### What to do
From the listing that follows, output everything exactly except the pictures.

### Dataset listings of figures

***

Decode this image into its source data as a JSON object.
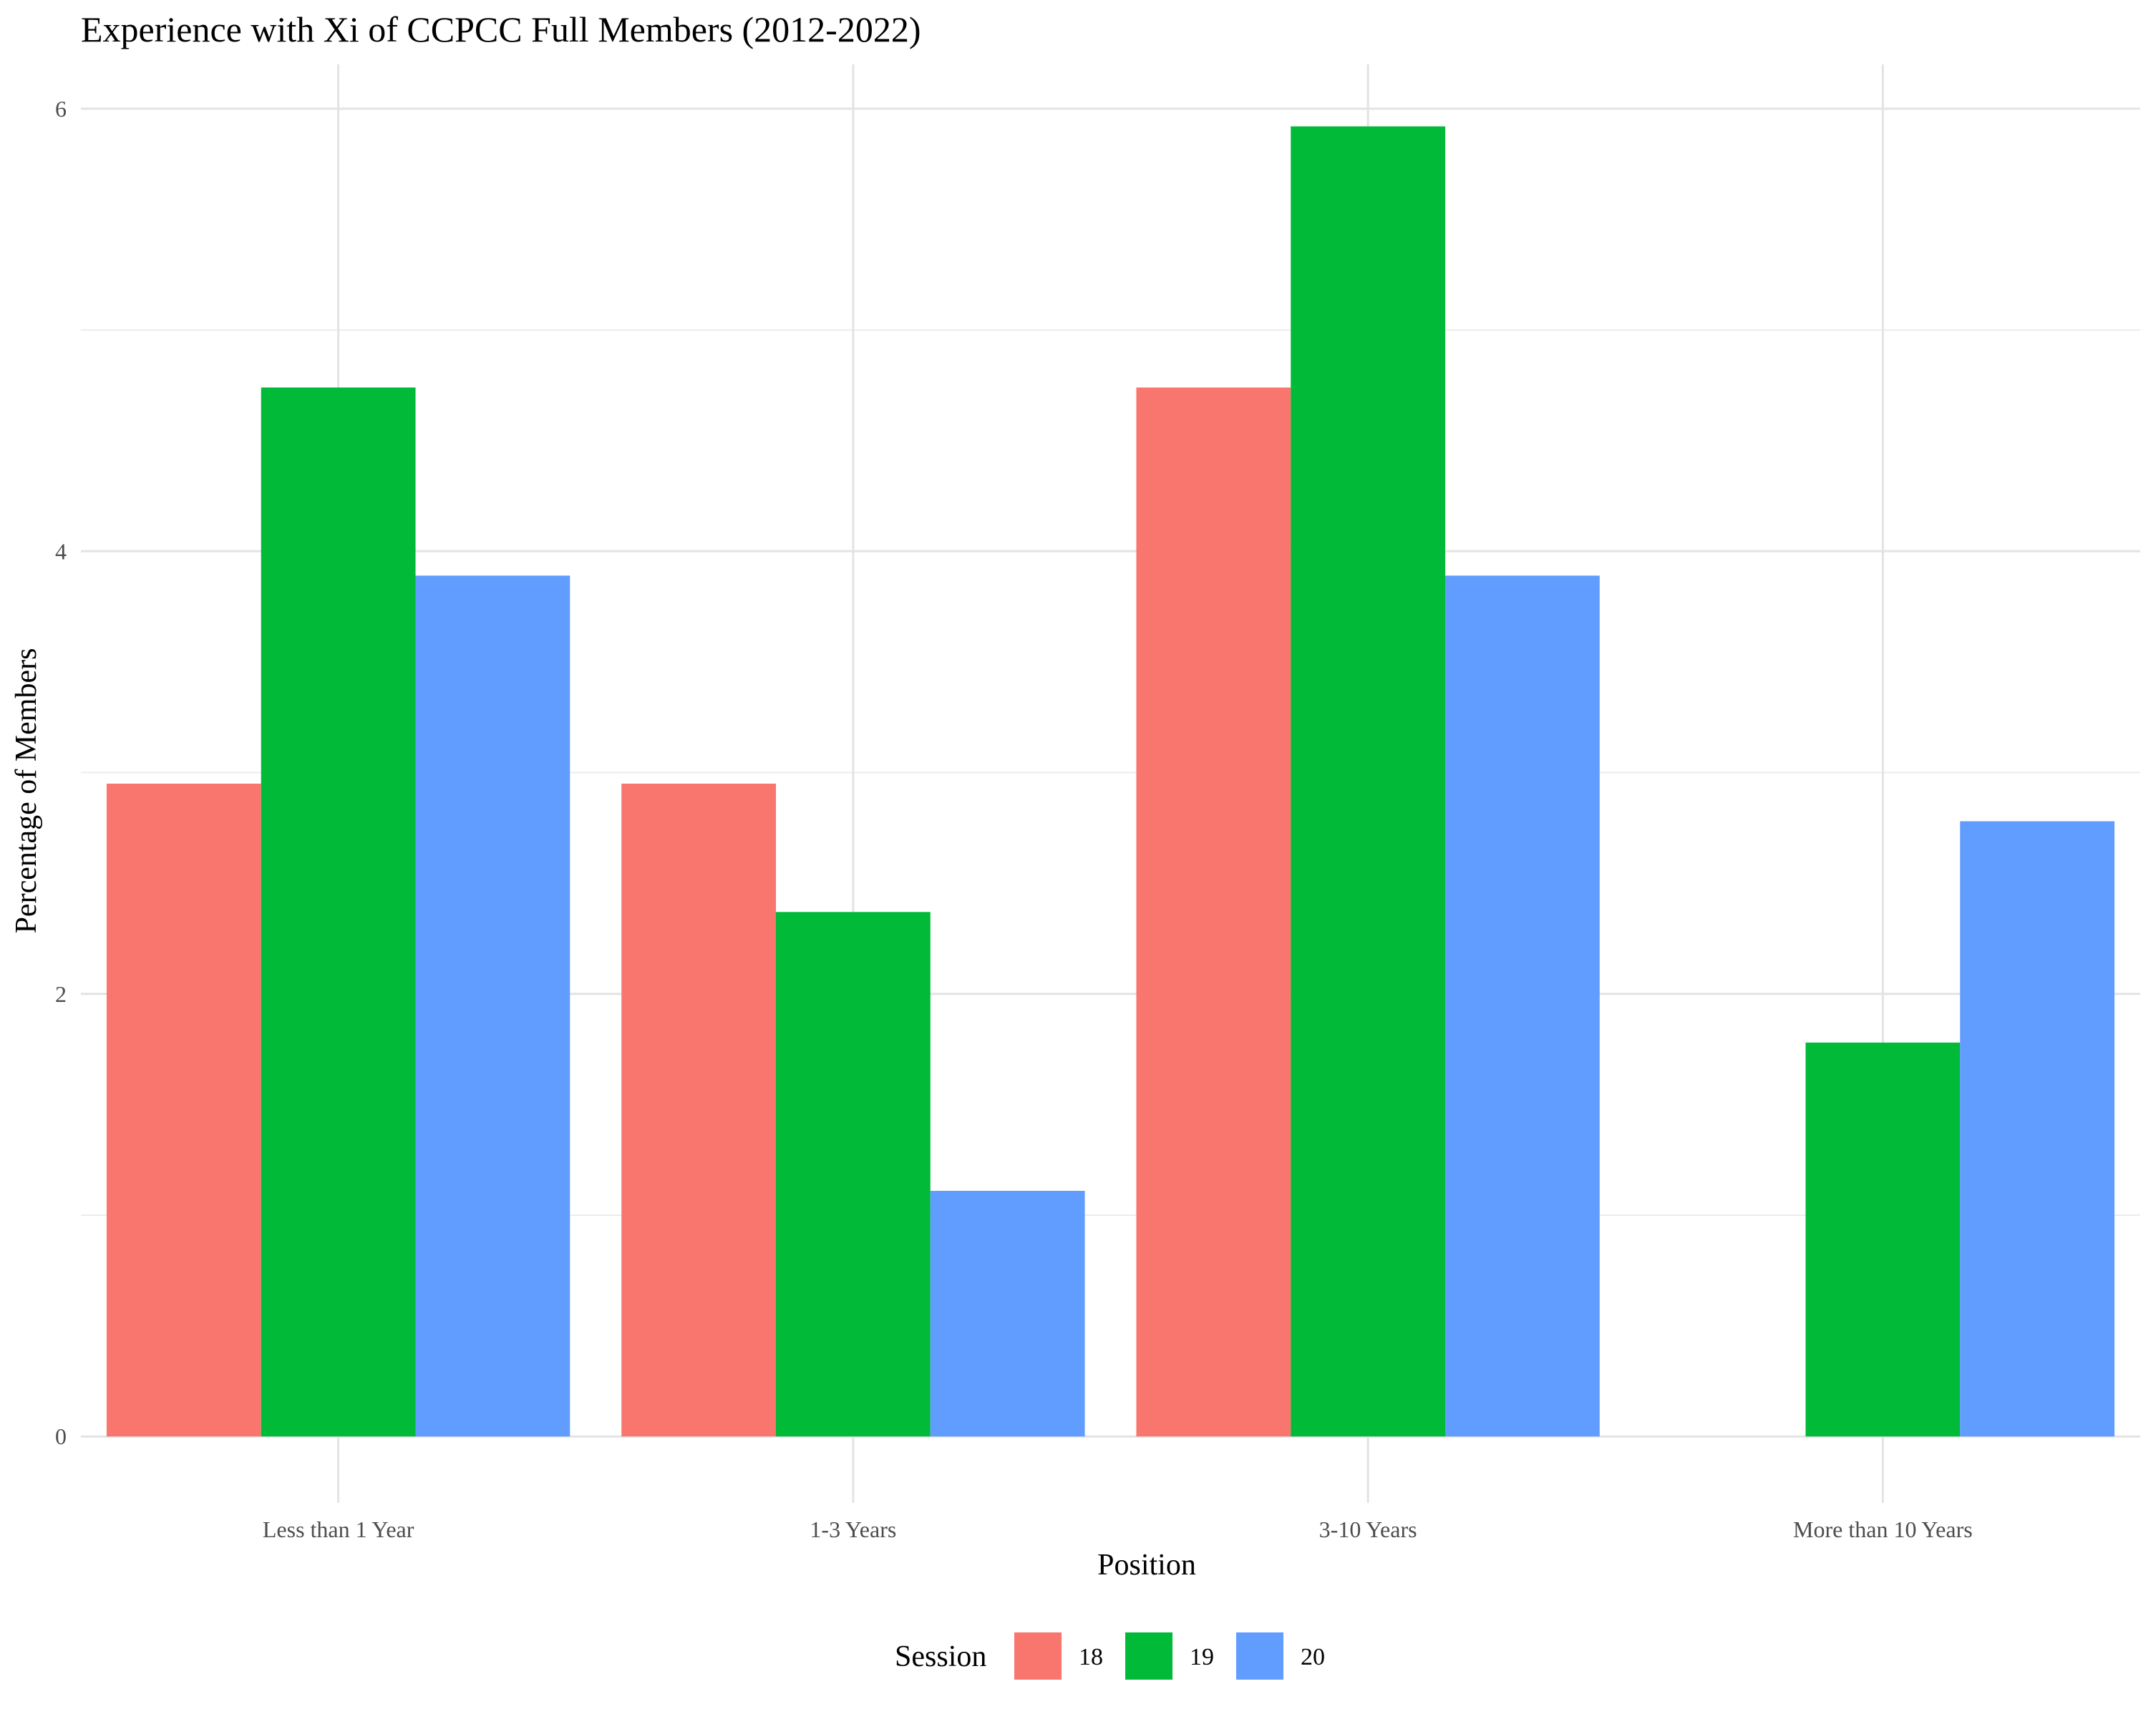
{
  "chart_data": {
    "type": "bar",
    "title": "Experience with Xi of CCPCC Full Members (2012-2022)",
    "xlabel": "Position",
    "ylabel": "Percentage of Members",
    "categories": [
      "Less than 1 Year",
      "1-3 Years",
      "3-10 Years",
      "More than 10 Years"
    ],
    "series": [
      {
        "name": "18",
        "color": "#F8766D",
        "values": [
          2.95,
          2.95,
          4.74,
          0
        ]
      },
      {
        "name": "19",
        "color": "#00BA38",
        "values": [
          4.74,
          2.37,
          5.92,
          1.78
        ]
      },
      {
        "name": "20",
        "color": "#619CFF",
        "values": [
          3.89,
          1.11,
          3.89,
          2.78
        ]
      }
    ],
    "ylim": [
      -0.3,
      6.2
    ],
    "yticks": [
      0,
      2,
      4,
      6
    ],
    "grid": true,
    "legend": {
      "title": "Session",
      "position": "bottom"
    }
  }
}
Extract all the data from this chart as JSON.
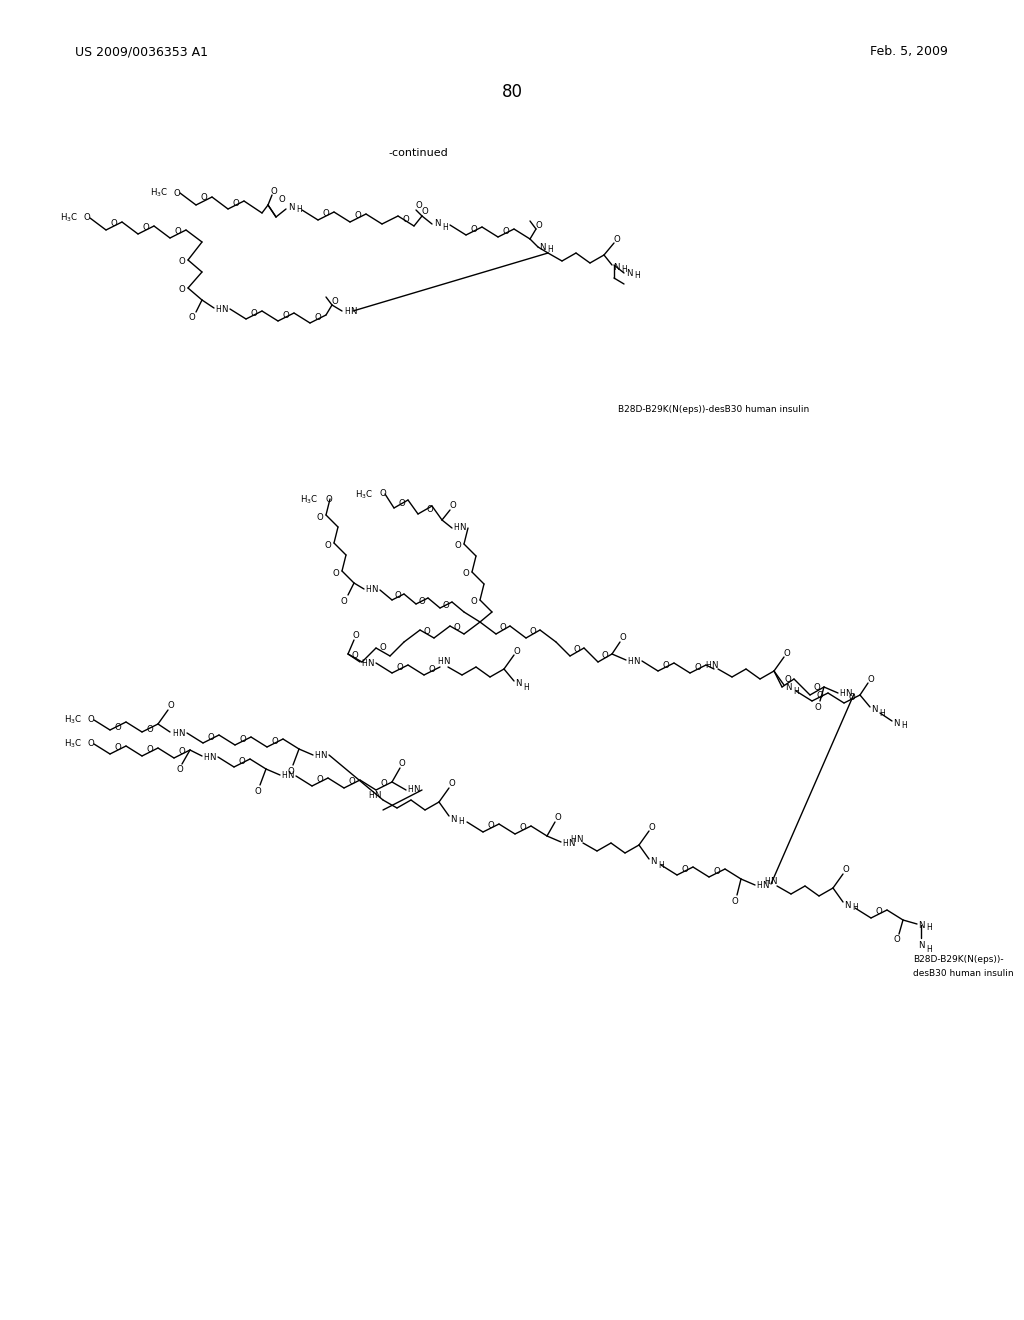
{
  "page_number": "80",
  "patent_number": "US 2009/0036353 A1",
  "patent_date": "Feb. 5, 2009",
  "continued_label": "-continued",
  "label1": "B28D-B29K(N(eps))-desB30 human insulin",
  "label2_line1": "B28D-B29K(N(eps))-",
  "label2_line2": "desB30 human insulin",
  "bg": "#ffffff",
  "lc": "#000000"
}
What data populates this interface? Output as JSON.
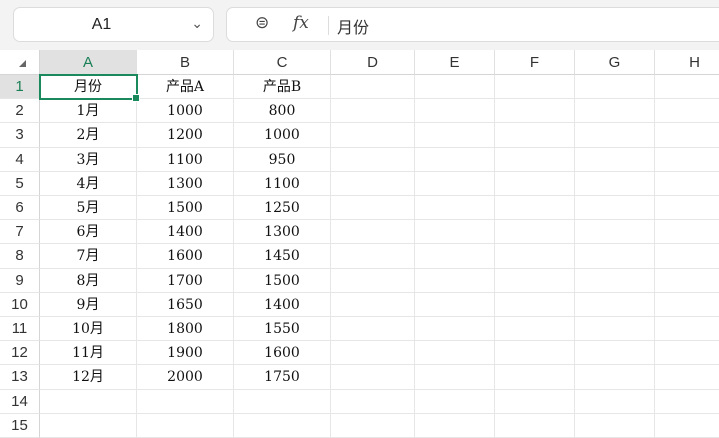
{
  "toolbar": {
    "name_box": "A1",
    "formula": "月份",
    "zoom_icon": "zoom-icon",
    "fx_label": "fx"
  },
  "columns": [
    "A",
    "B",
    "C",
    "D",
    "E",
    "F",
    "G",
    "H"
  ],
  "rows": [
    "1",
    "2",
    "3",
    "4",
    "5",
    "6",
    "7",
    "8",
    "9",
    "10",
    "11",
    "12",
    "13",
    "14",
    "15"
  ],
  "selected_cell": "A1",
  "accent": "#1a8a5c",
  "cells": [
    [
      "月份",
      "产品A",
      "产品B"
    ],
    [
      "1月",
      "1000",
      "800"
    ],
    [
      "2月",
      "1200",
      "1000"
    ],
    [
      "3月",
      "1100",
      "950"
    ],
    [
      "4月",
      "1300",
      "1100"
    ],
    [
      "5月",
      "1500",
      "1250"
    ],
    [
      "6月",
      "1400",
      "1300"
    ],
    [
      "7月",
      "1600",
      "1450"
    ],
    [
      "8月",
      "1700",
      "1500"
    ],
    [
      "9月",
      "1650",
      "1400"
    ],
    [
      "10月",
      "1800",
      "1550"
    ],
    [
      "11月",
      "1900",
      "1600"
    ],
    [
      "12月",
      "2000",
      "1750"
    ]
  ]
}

***

### Response below
Decode this image into its source data as a JSON object.
{
  "chart_data": {
    "type": "bar",
    "title": "Experience with Xi of CCPCC Full Members (2012-2022)",
    "xlabel": "Position",
    "ylabel": "Percentage of Members",
    "categories": [
      "Less than 1 Year",
      "1-3 Years",
      "3-10 Years",
      "More than 10 Years"
    ],
    "series": [
      {
        "name": "18",
        "color": "#F8766D",
        "values": [
          2.95,
          2.95,
          4.74,
          0
        ]
      },
      {
        "name": "19",
        "color": "#00BA38",
        "values": [
          4.74,
          2.37,
          5.92,
          1.78
        ]
      },
      {
        "name": "20",
        "color": "#619CFF",
        "values": [
          3.89,
          1.11,
          3.89,
          2.78
        ]
      }
    ],
    "ylim": [
      -0.3,
      6.2
    ],
    "yticks": [
      0,
      2,
      4,
      6
    ],
    "grid": true,
    "legend": {
      "title": "Session",
      "position": "bottom"
    }
  }
}
Extract all the data from this chart as JSON.
{
  "page_number": "80",
  "patent_number": "US 2009/0036353 A1",
  "patent_date": "Feb. 5, 2009",
  "continued_label": "-continued",
  "label1": "B28D-B29K(N(eps))-desB30 human insulin",
  "label2_line1": "B28D-B29K(N(eps))-",
  "label2_line2": "desB30 human insulin",
  "bg": "#ffffff",
  "lc": "#000000"
}
What data populates this interface? Output as JSON.
{
  "toolbar": {
    "name_box": "A1",
    "formula": "月份",
    "zoom_icon": "zoom-icon",
    "fx_label": "fx"
  },
  "columns": [
    "A",
    "B",
    "C",
    "D",
    "E",
    "F",
    "G",
    "H"
  ],
  "rows": [
    "1",
    "2",
    "3",
    "4",
    "5",
    "6",
    "7",
    "8",
    "9",
    "10",
    "11",
    "12",
    "13",
    "14",
    "15"
  ],
  "selected_cell": "A1",
  "accent": "#1a8a5c",
  "cells": [
    [
      "月份",
      "产品A",
      "产品B"
    ],
    [
      "1月",
      "1000",
      "800"
    ],
    [
      "2月",
      "1200",
      "1000"
    ],
    [
      "3月",
      "1100",
      "950"
    ],
    [
      "4月",
      "1300",
      "1100"
    ],
    [
      "5月",
      "1500",
      "1250"
    ],
    [
      "6月",
      "1400",
      "1300"
    ],
    [
      "7月",
      "1600",
      "1450"
    ],
    [
      "8月",
      "1700",
      "1500"
    ],
    [
      "9月",
      "1650",
      "1400"
    ],
    [
      "10月",
      "1800",
      "1550"
    ],
    [
      "11月",
      "1900",
      "1600"
    ],
    [
      "12月",
      "2000",
      "1750"
    ]
  ]
}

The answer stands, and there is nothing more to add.